-- Texto fuente --
○ ○ ○ ○

Alemania: La inmigración domina las elecciones y expone fracturas políticas
A pocos días de las elecciones generales en Alemania, la inmigración se ha convertido en el tema central de la campaña, profundizando las divisiones políticas y generando un intenso debate sobre las deportaciones y el control de fronteras.

El líder de la Unión Cristianodemócrata (CDU), Friedrich Merz, desató polémica al aceptar el apoyo del partido de extrema derecha Alternativa para Alemania (AfD) en una moción para endurecer las leyes migratorias. Aunque la medida no es vinculante, es la primera vez en la historia de la posguerra que la CDU colabora con la AfD, lo que provocó una ola de críticas y protestas en todo el país.
Lo más preocupante es que todos los grandes partidos, incluidos los socialdemócratas (SPD) del canciller Olaf Scholz y Los Verdes, han endurecido su discurso en materia migratoria, prometiendo acelerar las deportaciones. Según datos del Ministerio del Interior, más del 60% de las deportaciones fracasan, lo que ha generado frustración en sectores políticos que exigen medidas más estrictas, como la detención inmediata de personas en proceso de expulsión y acuerdos más efectivos con los países de origen.
La estrategia de Merz de equiparar a solicitantes de asilo con quienes abusan del sistema social alemán ha alimentado el temor público, mientras expertos en derecho migratorio alertan sobre la creciente confusión entre migración por motivos humanitarios y la necesidad de atraer trabajadores cualificados.

○ ○ ○ ○

-- Datos proporcionados --
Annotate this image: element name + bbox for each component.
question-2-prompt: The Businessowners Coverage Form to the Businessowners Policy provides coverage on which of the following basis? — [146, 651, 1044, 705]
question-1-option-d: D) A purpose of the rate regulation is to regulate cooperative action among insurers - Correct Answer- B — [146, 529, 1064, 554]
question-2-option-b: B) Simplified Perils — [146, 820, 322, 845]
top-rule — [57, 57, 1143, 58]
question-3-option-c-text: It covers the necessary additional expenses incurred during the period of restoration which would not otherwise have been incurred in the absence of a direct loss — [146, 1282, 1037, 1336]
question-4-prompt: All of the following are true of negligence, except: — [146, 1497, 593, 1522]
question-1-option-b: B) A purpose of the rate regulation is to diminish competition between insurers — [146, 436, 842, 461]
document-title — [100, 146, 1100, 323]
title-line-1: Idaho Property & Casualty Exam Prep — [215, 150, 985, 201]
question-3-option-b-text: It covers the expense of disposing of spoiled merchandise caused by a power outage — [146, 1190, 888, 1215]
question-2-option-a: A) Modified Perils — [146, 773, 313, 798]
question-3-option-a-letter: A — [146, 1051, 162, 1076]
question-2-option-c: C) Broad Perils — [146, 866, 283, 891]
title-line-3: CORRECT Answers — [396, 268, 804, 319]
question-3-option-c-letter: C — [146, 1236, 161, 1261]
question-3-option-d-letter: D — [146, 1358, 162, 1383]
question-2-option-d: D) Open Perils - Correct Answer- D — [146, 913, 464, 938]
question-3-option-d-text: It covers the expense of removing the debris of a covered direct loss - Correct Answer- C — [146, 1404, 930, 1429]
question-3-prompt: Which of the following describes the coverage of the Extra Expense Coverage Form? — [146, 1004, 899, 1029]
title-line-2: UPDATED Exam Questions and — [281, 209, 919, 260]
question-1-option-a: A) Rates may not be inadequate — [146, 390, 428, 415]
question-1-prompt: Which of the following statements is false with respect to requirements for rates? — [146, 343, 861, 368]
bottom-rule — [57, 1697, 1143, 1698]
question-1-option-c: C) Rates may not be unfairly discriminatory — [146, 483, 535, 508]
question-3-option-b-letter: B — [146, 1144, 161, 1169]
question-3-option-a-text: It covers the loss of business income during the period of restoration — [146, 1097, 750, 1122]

○ ○ ○ ○

-- Tareas --
1. Responde según el artículo sobre las elecciones en Alemania:
(a) ¿Qué partido lidera Friedrich Merz?
(b) Según el Ministerio del Interior, ¿qué porcentaje de las deportaciones fracasan?
(c) ¿A qué partido pertenece el canciller Olaf Scholz?
2. Copia el fragmento del artículo sobre las elecciones en Alemania que comienza en las palabras "La estrategia de" y acaba tras "atraer trabajadores cualificados.", y sustituye "temor" por "miedo".

-- Respuestas --
1.
(a) La Unión Cristianodemócrata (CDU).
(b) Más del 60%.
(c) A los socialdemócratas (SPD).

2.
La estrategia de Merz de equiparar a solicitantes de asilo con quienes abusan del sistema social alemán ha alimentado el miedo público, mientras expertos en derecho migratorio alertan sobre la creciente confusión entre migración por motivos humanitarios y la necesidad de atraer trabajadores cualificados.